Search the material below for the string "juil" and extract each line that has it.

RECORDS FOR PROCESSING:
________________________________________

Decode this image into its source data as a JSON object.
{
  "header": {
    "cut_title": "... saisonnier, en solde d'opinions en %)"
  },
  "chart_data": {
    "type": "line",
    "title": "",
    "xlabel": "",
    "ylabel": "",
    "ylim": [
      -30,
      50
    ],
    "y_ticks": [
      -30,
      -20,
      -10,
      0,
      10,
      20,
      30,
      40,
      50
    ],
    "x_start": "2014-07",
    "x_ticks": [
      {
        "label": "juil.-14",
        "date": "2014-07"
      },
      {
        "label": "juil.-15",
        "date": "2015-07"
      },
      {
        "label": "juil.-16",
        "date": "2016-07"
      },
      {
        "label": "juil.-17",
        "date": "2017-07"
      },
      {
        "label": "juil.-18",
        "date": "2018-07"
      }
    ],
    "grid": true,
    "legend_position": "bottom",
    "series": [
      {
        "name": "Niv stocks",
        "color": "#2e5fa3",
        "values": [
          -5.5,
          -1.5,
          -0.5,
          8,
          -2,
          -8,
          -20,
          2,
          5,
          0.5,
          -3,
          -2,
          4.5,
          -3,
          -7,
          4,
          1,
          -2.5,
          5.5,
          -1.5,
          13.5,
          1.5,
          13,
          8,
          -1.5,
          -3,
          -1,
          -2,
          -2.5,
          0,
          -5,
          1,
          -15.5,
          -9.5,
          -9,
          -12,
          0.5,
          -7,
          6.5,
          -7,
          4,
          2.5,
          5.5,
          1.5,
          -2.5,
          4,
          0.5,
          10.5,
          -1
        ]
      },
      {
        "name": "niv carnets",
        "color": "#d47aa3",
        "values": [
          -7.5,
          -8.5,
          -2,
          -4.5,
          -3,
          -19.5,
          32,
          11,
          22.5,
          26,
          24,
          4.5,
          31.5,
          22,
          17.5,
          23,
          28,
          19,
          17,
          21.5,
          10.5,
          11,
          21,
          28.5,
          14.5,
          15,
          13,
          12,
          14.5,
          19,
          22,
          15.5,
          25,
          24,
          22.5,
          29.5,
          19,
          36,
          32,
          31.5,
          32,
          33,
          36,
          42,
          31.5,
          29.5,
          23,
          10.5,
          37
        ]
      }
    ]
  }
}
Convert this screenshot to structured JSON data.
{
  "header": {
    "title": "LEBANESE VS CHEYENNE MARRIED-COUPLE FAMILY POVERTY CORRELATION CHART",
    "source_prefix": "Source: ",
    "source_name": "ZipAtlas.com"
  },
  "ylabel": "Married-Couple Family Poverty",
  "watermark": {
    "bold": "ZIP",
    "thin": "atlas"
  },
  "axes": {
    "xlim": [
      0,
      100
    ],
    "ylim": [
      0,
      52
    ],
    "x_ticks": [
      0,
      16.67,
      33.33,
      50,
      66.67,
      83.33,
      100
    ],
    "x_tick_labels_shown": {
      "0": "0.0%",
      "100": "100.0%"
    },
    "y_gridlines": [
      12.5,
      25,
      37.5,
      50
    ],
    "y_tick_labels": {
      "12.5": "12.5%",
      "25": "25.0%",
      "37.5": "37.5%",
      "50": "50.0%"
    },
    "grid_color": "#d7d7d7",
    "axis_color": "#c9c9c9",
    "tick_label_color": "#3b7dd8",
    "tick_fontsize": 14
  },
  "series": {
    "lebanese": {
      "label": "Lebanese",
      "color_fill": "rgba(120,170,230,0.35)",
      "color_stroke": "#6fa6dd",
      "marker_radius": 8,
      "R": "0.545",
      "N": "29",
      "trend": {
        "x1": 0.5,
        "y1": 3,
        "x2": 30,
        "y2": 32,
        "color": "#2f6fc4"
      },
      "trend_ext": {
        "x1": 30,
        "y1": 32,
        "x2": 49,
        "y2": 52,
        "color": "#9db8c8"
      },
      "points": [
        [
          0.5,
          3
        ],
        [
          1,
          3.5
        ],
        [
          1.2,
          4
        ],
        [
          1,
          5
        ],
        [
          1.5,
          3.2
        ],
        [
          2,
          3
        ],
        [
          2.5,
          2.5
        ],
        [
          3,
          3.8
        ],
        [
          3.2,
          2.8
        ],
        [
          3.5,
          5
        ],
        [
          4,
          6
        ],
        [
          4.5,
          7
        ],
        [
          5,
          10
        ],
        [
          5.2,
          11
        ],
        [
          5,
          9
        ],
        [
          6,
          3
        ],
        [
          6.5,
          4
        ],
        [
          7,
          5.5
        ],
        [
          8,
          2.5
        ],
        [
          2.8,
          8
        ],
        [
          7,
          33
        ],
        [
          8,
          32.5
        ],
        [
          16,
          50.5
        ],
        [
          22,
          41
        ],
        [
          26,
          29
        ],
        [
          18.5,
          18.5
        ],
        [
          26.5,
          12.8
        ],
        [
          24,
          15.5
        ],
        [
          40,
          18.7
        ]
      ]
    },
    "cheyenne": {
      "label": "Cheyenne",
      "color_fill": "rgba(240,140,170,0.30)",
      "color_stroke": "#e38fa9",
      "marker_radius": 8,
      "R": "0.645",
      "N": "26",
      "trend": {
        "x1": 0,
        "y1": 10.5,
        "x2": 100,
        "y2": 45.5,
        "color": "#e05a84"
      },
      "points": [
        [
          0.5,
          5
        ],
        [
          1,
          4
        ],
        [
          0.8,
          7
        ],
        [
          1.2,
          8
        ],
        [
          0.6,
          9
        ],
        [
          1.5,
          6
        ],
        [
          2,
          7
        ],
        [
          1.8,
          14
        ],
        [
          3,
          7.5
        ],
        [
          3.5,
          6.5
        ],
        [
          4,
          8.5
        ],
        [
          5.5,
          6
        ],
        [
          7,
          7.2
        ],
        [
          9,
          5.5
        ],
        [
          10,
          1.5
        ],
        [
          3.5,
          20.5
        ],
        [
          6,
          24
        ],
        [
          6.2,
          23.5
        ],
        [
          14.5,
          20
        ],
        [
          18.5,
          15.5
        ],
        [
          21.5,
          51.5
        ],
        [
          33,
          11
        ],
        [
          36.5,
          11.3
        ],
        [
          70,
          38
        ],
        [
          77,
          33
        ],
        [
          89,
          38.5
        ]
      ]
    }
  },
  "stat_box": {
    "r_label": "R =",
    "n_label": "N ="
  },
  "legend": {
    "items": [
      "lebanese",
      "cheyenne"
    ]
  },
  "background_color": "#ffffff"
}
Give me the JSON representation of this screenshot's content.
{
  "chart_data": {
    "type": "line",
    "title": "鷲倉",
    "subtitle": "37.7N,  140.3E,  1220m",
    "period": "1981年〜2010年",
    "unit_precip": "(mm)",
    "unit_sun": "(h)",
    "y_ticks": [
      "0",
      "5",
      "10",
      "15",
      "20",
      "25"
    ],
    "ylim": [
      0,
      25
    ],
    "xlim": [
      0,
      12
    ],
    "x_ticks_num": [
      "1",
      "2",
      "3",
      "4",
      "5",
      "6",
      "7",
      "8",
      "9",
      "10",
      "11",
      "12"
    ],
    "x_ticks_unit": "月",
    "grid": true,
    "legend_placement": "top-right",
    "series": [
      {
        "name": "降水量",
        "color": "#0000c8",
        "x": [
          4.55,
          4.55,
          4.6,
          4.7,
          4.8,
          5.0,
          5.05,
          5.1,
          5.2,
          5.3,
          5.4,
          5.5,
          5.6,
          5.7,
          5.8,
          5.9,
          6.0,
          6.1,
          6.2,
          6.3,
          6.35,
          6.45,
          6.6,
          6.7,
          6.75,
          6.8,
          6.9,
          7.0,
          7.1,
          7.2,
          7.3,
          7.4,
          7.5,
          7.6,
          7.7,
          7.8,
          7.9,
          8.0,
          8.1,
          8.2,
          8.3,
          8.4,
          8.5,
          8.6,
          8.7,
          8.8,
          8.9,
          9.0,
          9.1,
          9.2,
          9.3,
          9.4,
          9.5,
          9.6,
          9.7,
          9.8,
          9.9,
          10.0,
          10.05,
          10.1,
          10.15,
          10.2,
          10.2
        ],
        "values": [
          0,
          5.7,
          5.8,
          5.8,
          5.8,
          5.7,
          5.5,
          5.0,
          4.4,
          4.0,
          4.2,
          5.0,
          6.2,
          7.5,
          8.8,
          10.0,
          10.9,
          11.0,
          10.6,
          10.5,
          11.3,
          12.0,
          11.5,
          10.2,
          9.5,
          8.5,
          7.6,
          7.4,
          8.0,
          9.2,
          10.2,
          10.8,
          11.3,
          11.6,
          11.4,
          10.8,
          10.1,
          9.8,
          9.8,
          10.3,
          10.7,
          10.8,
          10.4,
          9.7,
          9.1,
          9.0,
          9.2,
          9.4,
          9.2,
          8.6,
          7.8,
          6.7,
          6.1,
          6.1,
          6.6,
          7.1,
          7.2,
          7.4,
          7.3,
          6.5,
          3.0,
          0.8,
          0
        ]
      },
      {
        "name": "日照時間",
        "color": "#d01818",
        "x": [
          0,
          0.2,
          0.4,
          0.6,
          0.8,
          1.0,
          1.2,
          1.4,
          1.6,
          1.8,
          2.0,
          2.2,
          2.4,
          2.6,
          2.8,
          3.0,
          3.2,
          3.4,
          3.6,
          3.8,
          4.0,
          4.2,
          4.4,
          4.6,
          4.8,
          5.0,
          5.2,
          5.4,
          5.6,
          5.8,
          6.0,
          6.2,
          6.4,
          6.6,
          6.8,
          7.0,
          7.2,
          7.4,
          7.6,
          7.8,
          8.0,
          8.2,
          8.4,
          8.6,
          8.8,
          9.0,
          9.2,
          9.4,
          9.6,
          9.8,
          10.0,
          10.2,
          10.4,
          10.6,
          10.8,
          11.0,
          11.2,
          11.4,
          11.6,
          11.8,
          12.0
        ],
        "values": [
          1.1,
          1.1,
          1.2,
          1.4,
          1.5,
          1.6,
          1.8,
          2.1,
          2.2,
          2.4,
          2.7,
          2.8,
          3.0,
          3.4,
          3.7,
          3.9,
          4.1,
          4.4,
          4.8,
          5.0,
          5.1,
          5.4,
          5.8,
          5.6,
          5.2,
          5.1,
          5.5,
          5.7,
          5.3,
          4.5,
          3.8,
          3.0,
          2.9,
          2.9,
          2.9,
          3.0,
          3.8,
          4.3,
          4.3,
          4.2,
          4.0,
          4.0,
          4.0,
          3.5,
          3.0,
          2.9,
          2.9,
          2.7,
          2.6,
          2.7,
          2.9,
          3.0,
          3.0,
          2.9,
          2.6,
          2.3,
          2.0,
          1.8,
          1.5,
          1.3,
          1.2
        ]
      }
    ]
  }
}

________________________________________

RESULT OF THE EXERCISE:
        "label": "juil.-14",
        "label": "juil.-15",
        "label": "juil.-16",
        "label": "juil.-17",
        "label": "juil.-18",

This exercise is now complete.